▶ _TEXT_
☆ ☆ ☆ ☆ ☆ ☆ ☆

Such distinct or dominant flow features have been utilized by some species such as insects, birds, and fish to control their bodies adequately to better adapt the fluid dynamic environment and to improve the aero or hydrodynamic performance and efficiency (Wu, 2011; Yonehara et al., 2016). This suggests that species in nature estimate future flow based on information of experienced flow in the past by empirically learning dominant flow features in their living environments. However, the learning procedures of species in nature are not based on numerical simulations or mathematical decomposition techniques. Such observation of unsteady flow estimation in nature motivates us to investigate the feasibility of predicting unsteady fluid motions based on flow field information in the past, by extracting flow features using deep learning techniques. Prediction of unsteady flow fields using deep learning could offer new opportunities for realtime control and guidance of aero or hydrovehicles, weather forecast, etc.
The aim of this study is to propose and compare deep learning techniques for predicting unsteady flow fields. Unsteady flow fields over a circular cylinder are trained and predicted using four deep learning networks: networks associated with supervised feature extraction with and without prior knowledge of physical conservation laws, networks associated with unsupervised feature extraction with and without prior knowledge of conservation laws. Physical loss functions are proposed to impose prior knowledge of physical conservation laws to deep learning networks. Adversarial training of two deep learning models, generator and discriminator models, is applied to extract features of physical conservation laws in an unsupervised manner. Effects of physical loss functions and adversarial training on flow field prediction are qualitatively and quantitatively analyzed. The paper is organized as follows. Deep learning backgrounds are reviewed in section 2. Numerical methods for NavierStokes simulations are explained in section 3. The method for construction of training datasets is explained in section 4. The present deep learning method and its results are presented in sections 5 and 6, respectively, followed by concluding remarks in section 7.
2 Deep learning backgrounds
In 1986, Rumelhart et al. (1986) developed a machine learning technique, which is widely known as multilayer perceptrons (MLP). MLP is an early stage neural network that firstly applied error backpropagation for training neural networks with sigmoid activation functions. Error of a neural network is evaluated from a loss function that compares values predicted from a neural network and true values from ground truth data. Weights inside a network are updated in the direction of the gradient that minimizes the loss function respect to each weight.

☆ ☆ ☆ ☆ ☆ ☆ ☆

▶ _RAW RECORDS_

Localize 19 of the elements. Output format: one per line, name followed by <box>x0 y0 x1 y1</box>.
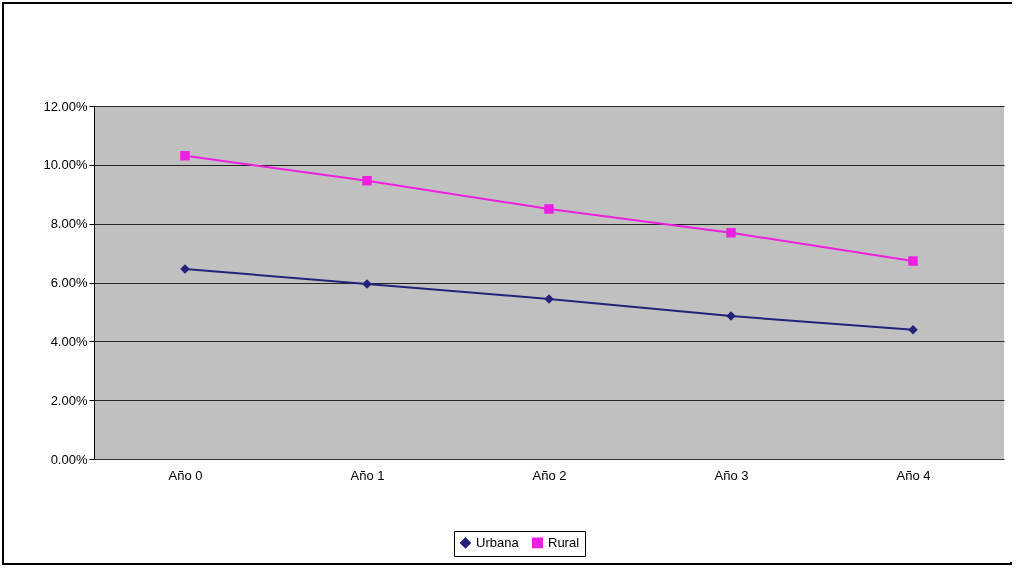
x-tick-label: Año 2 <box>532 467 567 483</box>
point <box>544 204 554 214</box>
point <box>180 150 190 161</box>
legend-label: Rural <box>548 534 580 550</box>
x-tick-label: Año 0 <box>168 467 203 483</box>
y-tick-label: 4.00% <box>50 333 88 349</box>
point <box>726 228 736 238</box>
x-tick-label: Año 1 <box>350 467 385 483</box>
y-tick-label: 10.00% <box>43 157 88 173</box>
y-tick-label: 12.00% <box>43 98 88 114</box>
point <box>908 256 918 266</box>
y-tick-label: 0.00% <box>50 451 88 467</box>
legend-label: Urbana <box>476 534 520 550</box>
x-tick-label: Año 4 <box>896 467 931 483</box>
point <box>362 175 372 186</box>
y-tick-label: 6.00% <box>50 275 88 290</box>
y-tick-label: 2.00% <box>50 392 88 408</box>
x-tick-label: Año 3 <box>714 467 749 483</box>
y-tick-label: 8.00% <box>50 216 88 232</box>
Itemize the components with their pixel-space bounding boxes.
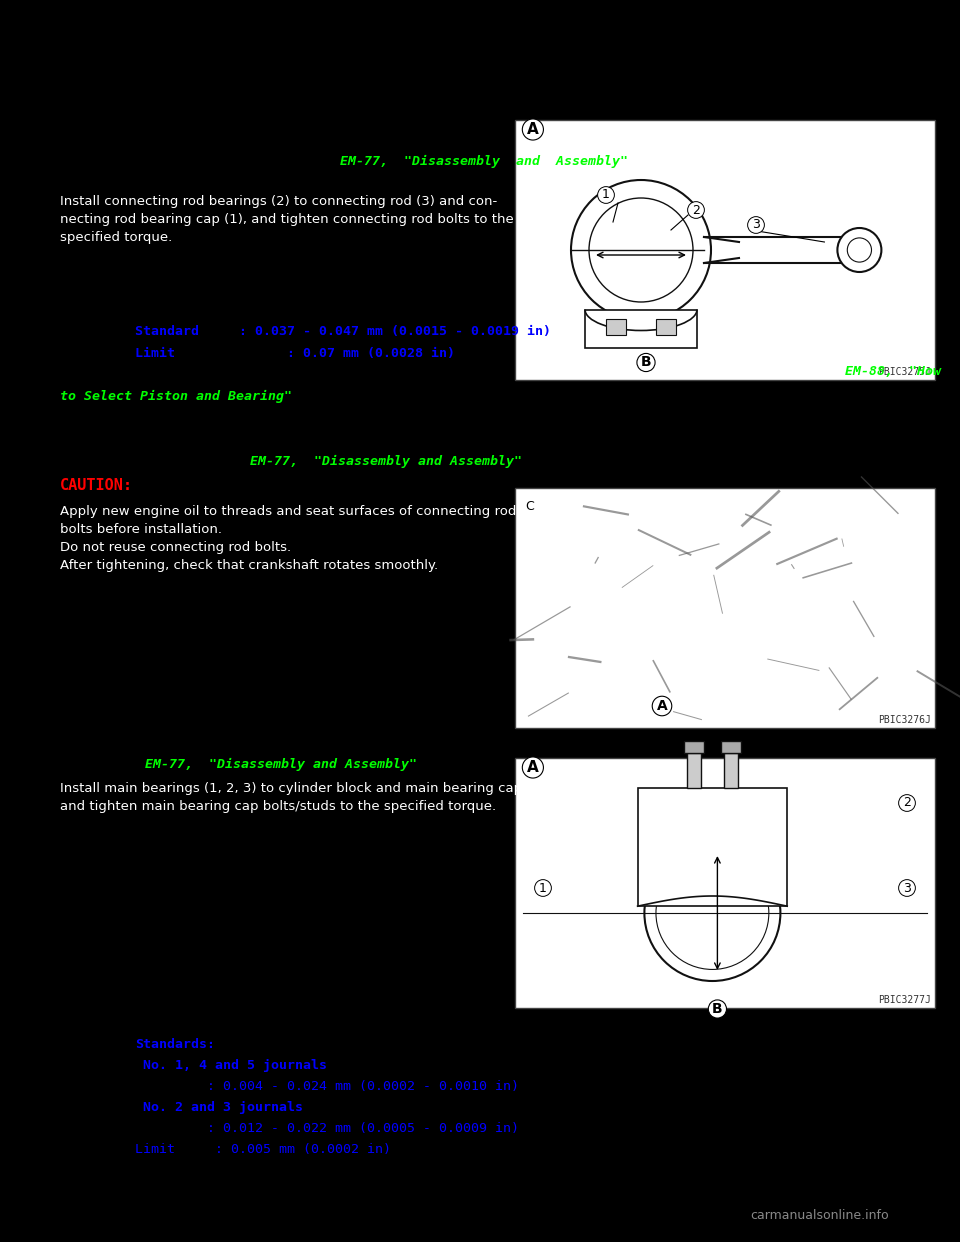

☆ ☆ ☆ ☆ ☆ ☆ ☆

▶ _EXERCISE TASK 1_
In the rows from the first row through the line containing "point <box>726 228 736 238</box>", replace "Localize" with "Find" and leave everything else unchanged, leaving the pictures out of your answer.
▶ _EXERCISE TASK 2_
Pick up the text on deep learning for unsteady flow prediction where it stops and keep writing.

▶ _TASK OUTPUT 1_
Find 19 of the elements. Output format: one per line, name followed by <box>x0 y0 x1 y1</box>.
x-tick-label: Año 2 <box>532 467 567 483</box>
point <box>544 204 554 214</box>
point <box>180 150 190 161</box>
legend-label: Rural <box>548 534 580 550</box>
x-tick-label: Año 0 <box>168 467 203 483</box>
y-tick-label: 4.00% <box>50 333 88 349</box>
point <box>726 228 736 238</box>

▶ _TASK OUTPUT 2_
The development of backpropagation for training neural networks have led to a huge growth in the application of neural networks in a variety scientific disciplines. Initial studies of the use of neural networks with sigmoid activation functions to fluid mechanics had been conducted since the late 1990s to the early 2000s (Lee et al., 1997; Pruvost et al., 2001; Chen et al., 2002; Milano and Koumoutsakos, 2002; Sarghini et al., 2003). However, neural networks with sigmoid activation functions are known to suffer from a pitfall that gradients of a loss function inevitably vanishes after many error backpropagations through layers. As a consequence, the vanishing gradient problem limited applications of neural networks to complex problems that require networks with many layers for extracting complex feature of data.
In 2012, the vanishing gradient problem has been mostly resolved by the development of a rectified linear unit (ReLU) activation function (Krizhevsky et al., 2012). The development of ReLU activation function was a breakthrough that provided efficient training and enabled deep learning of neural networks. Consequently, the last five years seen a huge growth in neural networks and there has been a rapid rise in the use of neural networks in fluid mechanics. Tracey et al. (2015) and Zhang and Duraisamy (2015) utilized shallow neural networks for turbulence modeling for a Reynoldsaverage NavierStokes (RANS) simulation. Ling et al. (2016) employed a deep neural network (DNN) with ten hidden layers to model the Reynolds stress anisotropy tensor. These approaches were found to notably improve the accuracy of simulation results.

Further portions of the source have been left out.